What is needed: Without the pictures, set down every line of the data exactly.

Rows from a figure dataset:
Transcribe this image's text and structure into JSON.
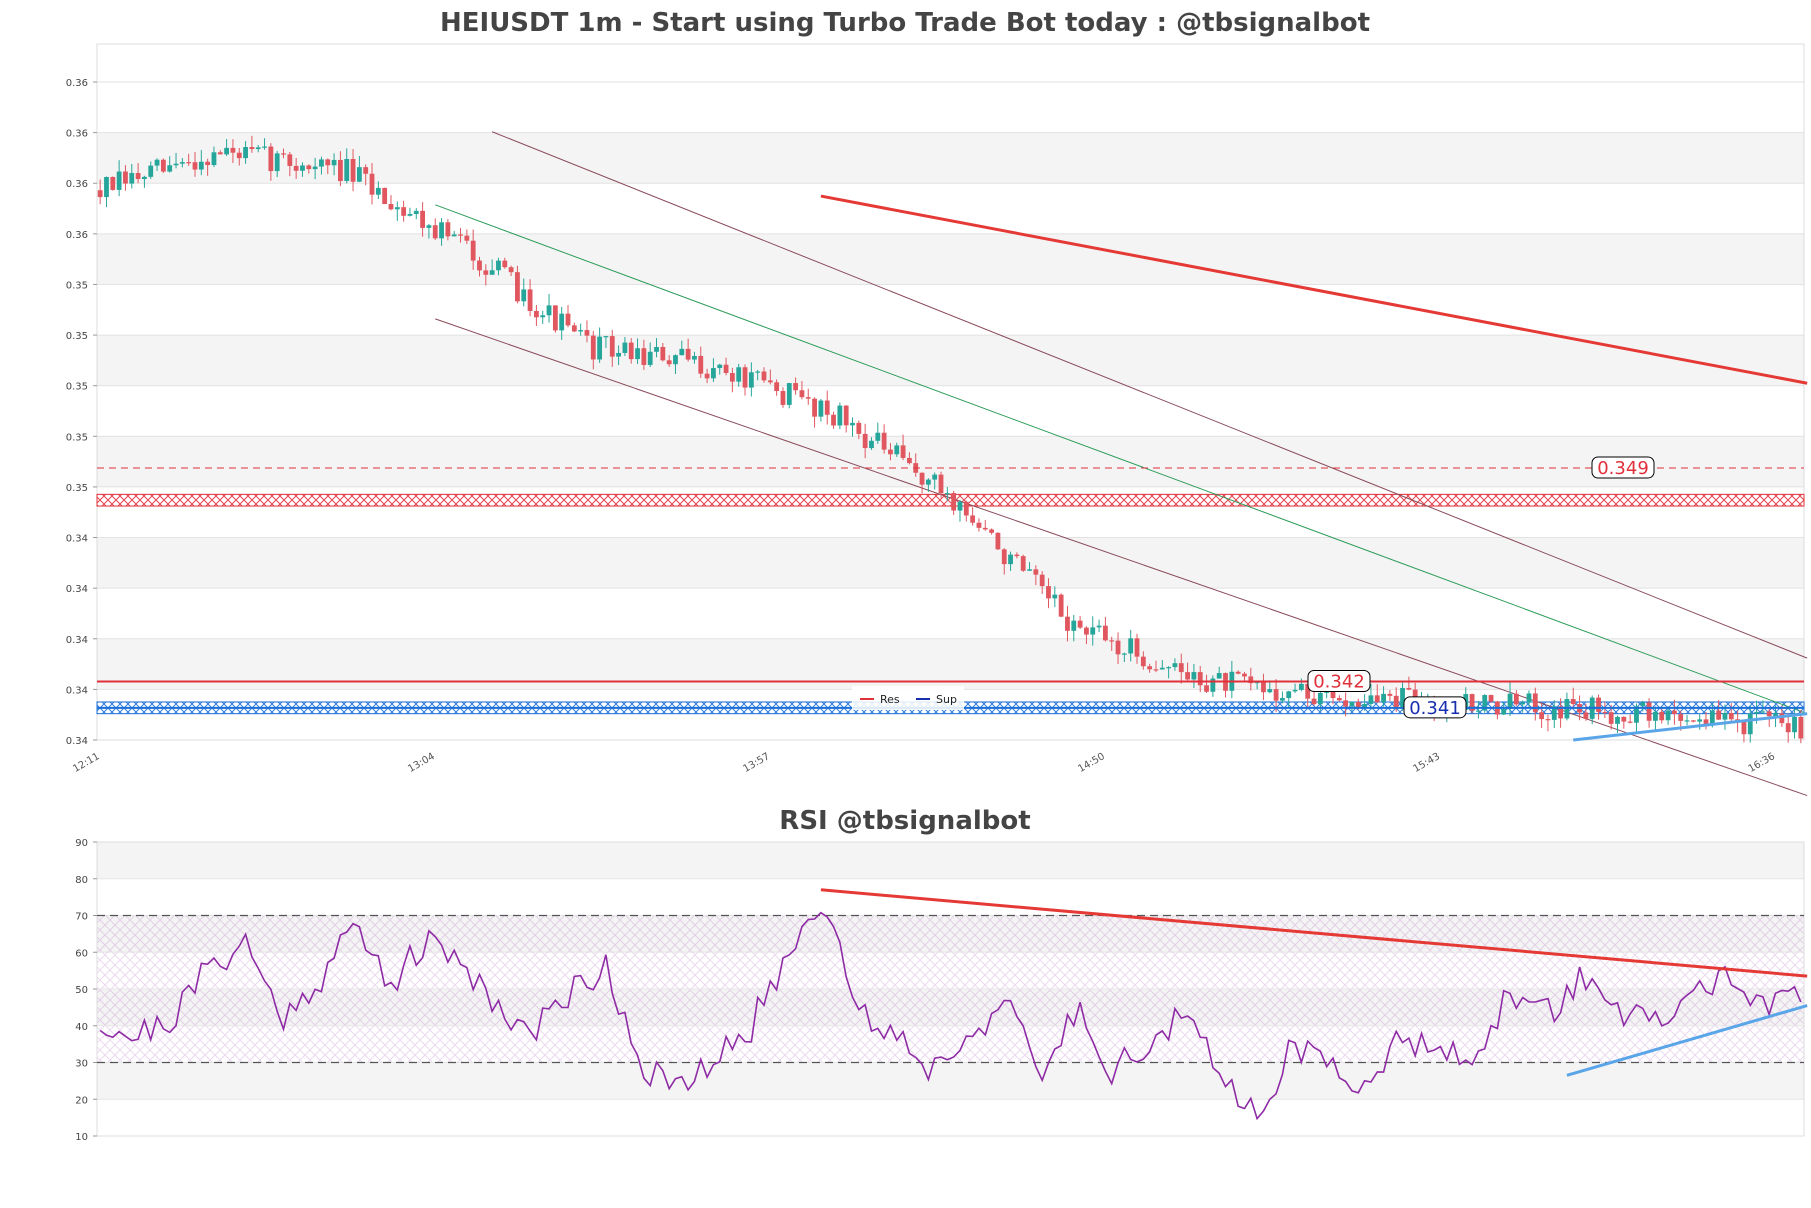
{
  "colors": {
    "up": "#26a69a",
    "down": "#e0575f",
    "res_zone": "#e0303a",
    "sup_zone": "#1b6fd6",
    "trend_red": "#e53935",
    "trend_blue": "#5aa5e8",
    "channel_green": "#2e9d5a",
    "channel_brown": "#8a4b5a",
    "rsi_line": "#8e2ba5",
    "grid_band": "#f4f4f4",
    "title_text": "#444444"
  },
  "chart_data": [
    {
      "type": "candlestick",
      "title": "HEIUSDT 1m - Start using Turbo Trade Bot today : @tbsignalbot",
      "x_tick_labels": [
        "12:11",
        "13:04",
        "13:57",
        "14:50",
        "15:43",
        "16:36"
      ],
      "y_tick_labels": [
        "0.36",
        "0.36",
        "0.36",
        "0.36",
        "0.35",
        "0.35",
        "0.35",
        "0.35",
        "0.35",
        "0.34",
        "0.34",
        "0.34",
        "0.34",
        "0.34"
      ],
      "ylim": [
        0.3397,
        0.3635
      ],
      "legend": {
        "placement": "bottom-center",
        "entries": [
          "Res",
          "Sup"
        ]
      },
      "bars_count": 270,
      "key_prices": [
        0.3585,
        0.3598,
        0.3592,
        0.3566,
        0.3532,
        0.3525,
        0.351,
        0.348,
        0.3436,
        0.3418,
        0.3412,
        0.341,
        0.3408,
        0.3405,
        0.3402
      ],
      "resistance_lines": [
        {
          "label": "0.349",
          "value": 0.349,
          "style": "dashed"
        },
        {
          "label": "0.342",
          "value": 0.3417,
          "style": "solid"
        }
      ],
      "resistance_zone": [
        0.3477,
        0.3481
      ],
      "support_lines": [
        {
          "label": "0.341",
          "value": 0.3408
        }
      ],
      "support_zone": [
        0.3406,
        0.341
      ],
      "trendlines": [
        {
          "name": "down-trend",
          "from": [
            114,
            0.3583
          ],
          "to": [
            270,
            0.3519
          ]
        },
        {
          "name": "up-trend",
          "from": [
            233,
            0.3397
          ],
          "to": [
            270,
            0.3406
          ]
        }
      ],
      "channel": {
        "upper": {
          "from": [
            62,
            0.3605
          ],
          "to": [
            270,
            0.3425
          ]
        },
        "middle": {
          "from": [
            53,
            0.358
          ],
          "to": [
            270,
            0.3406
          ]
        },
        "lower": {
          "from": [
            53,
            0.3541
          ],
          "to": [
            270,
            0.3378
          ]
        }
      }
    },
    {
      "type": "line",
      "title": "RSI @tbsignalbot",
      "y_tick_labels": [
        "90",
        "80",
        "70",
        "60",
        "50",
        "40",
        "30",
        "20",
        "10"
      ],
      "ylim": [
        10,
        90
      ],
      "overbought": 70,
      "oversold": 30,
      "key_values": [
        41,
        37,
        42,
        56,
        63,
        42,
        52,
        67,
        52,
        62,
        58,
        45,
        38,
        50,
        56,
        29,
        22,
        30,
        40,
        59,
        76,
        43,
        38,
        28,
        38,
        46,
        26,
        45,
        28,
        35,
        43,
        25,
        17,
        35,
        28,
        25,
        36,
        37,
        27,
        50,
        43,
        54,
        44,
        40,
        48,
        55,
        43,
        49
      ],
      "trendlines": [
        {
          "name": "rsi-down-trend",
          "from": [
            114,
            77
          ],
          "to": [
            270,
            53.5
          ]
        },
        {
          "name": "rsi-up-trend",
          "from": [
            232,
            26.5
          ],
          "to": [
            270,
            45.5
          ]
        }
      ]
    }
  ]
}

Correct response:
Transcribe this image's text and structure into JSON.
{
  "colors": {
    "up": "#26a69a",
    "down": "#e0575f",
    "res_zone": "#e0303a",
    "sup_zone": "#1b6fd6",
    "trend_red": "#e53935",
    "trend_blue": "#5aa5e8",
    "channel_green": "#2e9d5a",
    "channel_brown": "#8a4b5a",
    "rsi_line": "#8e2ba5",
    "grid_band": "#f4f4f4",
    "title_text": "#444444"
  },
  "chart_data": [
    {
      "type": "candlestick",
      "title": "HEIUSDT 1m - Start using Turbo Trade Bot today : @tbsignalbot",
      "x_tick_labels": [
        "12:11",
        "13:04",
        "13:57",
        "14:50",
        "15:43",
        "16:36"
      ],
      "y_tick_labels": [
        "0.36",
        "0.36",
        "0.36",
        "0.36",
        "0.35",
        "0.35",
        "0.35",
        "0.35",
        "0.35",
        "0.34",
        "0.34",
        "0.34",
        "0.34",
        "0.34"
      ],
      "ylim": [
        0.3397,
        0.3635
      ],
      "legend": {
        "placement": "bottom-center",
        "entries": [
          "Res",
          "Sup"
        ]
      },
      "bars_count": 270,
      "key_prices": [
        0.3585,
        0.3598,
        0.3592,
        0.3566,
        0.3532,
        0.3525,
        0.351,
        0.348,
        0.3436,
        0.3418,
        0.3412,
        0.341,
        0.3408,
        0.3405,
        0.3402
      ],
      "resistance_lines": [
        {
          "label": "0.349",
          "value": 0.349,
          "style": "dashed"
        },
        {
          "label": "0.342",
          "value": 0.3417,
          "style": "solid"
        }
      ],
      "resistance_zone": [
        0.3477,
        0.3481
      ],
      "support_lines": [
        {
          "label": "0.341",
          "value": 0.3408
        }
      ],
      "support_zone": [
        0.3406,
        0.341
      ],
      "trendlines": [
        {
          "name": "down-trend",
          "from": [
            114,
            0.3583
          ],
          "to": [
            270,
            0.3519
          ]
        },
        {
          "name": "up-trend",
          "from": [
            233,
            0.3397
          ],
          "to": [
            270,
            0.3406
          ]
        }
      ],
      "channel": {
        "upper": {
          "from": [
            62,
            0.3605
          ],
          "to": [
            270,
            0.3425
          ]
        },
        "middle": {
          "from": [
            53,
            0.358
          ],
          "to": [
            270,
            0.3406
          ]
        },
        "lower": {
          "from": [
            53,
            0.3541
          ],
          "to": [
            270,
            0.3378
          ]
        }
      }
    },
    {
      "type": "line",
      "title": "RSI @tbsignalbot",
      "y_tick_labels": [
        "90",
        "80",
        "70",
        "60",
        "50",
        "40",
        "30",
        "20",
        "10"
      ],
      "ylim": [
        10,
        90
      ],
      "overbought": 70,
      "oversold": 30,
      "key_values": [
        41,
        37,
        42,
        56,
        63,
        42,
        52,
        67,
        52,
        62,
        58,
        45,
        38,
        50,
        56,
        29,
        22,
        30,
        40,
        59,
        76,
        43,
        38,
        28,
        38,
        46,
        26,
        45,
        28,
        35,
        43,
        25,
        17,
        35,
        28,
        25,
        36,
        37,
        27,
        50,
        43,
        54,
        44,
        40,
        48,
        55,
        43,
        49
      ],
      "trendlines": [
        {
          "name": "rsi-down-trend",
          "from": [
            114,
            77
          ],
          "to": [
            270,
            53.5
          ]
        },
        {
          "name": "rsi-up-trend",
          "from": [
            232,
            26.5
          ],
          "to": [
            270,
            45.5
          ]
        }
      ]
    }
  ]
}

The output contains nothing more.